Locate every line in the records below that holds the word "color" and return each one.

··· Stored rows ···

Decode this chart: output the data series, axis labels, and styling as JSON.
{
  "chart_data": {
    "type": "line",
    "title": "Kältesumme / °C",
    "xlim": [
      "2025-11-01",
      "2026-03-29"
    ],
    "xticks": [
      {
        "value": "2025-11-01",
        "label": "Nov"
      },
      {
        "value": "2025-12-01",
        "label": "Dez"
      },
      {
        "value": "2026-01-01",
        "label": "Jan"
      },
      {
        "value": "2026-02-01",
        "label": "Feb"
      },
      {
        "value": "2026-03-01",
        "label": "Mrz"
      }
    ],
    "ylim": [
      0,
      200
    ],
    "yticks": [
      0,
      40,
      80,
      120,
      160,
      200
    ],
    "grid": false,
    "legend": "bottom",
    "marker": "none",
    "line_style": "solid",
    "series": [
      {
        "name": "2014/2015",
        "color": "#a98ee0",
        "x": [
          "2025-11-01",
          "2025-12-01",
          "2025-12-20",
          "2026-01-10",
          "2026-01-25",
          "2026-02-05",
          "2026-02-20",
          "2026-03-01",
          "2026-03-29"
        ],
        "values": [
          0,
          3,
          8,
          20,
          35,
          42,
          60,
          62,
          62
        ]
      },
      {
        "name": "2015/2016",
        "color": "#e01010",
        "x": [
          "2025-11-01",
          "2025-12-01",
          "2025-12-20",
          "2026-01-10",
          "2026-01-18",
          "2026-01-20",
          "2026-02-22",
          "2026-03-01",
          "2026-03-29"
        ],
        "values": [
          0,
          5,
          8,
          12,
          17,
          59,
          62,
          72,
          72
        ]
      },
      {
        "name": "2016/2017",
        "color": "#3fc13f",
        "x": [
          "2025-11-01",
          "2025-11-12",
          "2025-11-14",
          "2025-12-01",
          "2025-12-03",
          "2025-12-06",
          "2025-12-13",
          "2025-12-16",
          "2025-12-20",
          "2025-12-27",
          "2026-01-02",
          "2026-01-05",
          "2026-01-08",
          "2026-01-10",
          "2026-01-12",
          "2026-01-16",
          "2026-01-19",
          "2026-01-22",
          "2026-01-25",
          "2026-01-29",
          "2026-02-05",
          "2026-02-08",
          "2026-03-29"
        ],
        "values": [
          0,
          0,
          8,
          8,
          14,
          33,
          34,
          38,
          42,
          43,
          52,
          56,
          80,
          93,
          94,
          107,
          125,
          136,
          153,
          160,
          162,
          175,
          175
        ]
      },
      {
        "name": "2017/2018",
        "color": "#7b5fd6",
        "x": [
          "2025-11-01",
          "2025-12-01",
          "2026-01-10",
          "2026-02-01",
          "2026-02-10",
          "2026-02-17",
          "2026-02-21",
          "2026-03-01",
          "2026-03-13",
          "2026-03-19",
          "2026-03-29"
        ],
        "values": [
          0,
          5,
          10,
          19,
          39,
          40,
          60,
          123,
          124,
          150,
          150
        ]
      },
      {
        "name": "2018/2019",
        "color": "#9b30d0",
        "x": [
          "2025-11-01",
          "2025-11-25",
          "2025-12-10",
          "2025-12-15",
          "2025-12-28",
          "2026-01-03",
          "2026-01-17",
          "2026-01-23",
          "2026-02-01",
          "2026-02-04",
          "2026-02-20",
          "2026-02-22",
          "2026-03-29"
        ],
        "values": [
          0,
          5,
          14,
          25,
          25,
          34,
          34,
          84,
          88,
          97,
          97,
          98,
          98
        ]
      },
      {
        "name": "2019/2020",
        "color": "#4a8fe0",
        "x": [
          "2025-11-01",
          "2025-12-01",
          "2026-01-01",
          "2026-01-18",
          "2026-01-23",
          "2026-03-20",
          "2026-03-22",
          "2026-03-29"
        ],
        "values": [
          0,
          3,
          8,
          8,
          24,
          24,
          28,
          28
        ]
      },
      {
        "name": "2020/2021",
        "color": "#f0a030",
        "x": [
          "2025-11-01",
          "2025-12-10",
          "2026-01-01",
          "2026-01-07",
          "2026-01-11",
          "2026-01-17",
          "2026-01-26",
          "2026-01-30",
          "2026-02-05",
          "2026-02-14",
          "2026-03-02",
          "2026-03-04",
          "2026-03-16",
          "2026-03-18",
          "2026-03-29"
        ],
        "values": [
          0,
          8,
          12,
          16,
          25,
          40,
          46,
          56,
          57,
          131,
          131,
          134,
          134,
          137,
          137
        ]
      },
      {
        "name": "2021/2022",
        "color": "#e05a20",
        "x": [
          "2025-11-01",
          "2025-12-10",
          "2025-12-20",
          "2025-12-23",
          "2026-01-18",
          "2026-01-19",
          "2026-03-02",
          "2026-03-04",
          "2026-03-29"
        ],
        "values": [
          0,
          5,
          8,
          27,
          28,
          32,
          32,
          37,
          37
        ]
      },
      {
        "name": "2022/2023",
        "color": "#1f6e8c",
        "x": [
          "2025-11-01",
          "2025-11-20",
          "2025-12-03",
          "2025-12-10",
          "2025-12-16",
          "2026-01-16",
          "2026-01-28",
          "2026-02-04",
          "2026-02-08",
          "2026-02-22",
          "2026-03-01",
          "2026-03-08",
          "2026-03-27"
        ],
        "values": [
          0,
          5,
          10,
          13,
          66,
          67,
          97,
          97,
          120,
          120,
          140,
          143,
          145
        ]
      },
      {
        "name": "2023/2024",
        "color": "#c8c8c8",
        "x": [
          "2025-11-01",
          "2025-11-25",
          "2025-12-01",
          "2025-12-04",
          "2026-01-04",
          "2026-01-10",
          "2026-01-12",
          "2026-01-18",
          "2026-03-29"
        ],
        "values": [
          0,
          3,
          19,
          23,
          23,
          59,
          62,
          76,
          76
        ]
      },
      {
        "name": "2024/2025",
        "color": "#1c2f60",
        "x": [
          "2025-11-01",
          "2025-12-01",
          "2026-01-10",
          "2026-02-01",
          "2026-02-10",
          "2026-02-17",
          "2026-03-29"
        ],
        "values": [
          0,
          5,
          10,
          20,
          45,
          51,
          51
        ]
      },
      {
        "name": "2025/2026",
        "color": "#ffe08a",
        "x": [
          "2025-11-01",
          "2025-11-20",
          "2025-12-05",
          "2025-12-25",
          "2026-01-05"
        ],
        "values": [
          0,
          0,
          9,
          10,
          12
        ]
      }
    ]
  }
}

···

■ Result for this exercise
        "color": "#a98ee0",
        "color": "#e01010",
        "color": "#3fc13f",
        "color": "#7b5fd6",
        "color": "#9b30d0",
        "color": "#4a8fe0",
        "color": "#f0a030",
        "color": "#e05a20",
        "color": "#1f6e8c",
        "color": "#c8c8c8",
        "color": "#1c2f60",
        "color": "#ffe08a",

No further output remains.